### Job
Reproduce the items without any change, from the start of the items through the line containing "pin-icon[interactable]: 📌 (519, 666, 540, 686)".

Element and region data
* START *

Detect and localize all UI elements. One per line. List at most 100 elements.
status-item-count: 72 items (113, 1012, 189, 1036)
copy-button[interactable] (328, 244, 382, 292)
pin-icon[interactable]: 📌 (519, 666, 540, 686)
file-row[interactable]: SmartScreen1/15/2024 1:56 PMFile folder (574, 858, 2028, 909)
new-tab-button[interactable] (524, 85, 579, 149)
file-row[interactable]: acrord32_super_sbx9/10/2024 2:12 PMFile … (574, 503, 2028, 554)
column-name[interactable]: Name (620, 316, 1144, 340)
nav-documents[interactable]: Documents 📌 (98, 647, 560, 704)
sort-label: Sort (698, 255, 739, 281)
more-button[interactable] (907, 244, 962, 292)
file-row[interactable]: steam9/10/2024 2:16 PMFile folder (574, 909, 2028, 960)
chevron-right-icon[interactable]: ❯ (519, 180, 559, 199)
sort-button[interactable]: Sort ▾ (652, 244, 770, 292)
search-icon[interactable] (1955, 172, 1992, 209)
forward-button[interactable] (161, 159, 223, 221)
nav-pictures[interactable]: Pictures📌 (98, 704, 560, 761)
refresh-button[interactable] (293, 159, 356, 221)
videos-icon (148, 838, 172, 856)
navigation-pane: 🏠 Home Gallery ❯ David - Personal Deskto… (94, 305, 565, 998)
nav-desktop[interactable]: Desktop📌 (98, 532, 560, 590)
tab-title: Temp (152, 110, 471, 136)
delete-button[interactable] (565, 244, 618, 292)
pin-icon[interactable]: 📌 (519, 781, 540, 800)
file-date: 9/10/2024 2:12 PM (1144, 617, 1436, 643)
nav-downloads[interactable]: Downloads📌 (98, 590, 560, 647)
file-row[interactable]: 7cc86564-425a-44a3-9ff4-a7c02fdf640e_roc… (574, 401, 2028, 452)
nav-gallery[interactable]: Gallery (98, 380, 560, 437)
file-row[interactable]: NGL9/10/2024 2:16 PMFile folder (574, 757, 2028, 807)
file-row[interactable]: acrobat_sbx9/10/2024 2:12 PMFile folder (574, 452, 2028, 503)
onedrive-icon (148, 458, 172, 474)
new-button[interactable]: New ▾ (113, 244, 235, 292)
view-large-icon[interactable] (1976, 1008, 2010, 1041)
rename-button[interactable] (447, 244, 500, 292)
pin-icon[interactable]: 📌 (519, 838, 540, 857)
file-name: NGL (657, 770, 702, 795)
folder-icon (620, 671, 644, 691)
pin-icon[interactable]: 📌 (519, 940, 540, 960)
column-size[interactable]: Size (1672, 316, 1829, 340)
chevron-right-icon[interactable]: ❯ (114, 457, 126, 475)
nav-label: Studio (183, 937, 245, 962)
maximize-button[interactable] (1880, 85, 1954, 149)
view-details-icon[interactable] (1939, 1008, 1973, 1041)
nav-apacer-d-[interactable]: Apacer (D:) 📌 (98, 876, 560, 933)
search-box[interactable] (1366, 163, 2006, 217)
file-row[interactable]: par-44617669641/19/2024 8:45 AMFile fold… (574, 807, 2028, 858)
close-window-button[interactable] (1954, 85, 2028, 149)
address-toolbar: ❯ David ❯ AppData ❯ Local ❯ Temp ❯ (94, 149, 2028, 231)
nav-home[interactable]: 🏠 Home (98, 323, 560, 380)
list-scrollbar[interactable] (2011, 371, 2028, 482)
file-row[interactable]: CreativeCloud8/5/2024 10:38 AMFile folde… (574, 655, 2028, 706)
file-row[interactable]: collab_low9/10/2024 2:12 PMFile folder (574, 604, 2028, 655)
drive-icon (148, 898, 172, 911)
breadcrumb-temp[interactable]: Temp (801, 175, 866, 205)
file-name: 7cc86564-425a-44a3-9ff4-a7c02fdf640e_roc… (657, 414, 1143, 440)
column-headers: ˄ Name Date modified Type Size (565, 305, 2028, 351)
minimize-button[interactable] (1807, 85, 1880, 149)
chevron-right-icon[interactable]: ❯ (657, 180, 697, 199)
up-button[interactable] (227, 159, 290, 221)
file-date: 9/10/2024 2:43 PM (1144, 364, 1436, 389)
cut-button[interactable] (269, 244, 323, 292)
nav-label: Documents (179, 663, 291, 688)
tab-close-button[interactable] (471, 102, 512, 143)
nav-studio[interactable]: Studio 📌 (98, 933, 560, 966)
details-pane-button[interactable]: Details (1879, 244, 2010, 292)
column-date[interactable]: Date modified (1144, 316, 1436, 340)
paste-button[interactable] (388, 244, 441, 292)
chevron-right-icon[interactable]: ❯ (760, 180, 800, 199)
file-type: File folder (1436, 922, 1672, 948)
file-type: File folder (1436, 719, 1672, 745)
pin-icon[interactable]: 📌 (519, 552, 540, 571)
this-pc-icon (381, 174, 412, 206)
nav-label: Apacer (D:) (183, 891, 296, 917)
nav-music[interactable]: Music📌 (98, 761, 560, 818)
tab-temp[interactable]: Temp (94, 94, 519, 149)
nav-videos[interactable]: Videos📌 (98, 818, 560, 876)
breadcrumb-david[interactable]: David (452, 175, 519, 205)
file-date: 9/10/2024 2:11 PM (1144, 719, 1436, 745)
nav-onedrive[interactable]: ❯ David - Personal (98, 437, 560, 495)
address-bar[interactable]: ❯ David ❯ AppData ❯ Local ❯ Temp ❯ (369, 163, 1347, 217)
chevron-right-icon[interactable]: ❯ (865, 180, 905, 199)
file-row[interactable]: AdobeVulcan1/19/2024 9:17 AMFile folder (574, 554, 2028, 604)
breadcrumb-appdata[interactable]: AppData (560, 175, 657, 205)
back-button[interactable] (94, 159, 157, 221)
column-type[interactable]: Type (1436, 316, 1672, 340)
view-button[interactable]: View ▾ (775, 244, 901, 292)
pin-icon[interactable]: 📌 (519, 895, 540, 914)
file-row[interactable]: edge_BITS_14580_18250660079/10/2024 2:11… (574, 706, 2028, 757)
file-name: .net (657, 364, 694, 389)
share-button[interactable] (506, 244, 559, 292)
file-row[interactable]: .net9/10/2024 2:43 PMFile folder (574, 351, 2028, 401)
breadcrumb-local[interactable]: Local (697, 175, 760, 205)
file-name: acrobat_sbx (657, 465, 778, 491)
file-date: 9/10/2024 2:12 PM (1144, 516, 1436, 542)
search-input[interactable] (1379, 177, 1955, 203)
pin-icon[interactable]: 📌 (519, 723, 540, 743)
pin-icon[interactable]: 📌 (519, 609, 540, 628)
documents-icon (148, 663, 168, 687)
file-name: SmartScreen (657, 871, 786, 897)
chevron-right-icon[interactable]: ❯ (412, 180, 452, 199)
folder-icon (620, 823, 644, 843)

* END *

### Output below
Detect and localize all UI elements. One per line. List at most 100 elements.
status-item-count: 72 items (113, 1012, 189, 1036)
copy-button[interactable] (328, 244, 382, 292)
pin-icon[interactable]: 📌 (519, 666, 540, 686)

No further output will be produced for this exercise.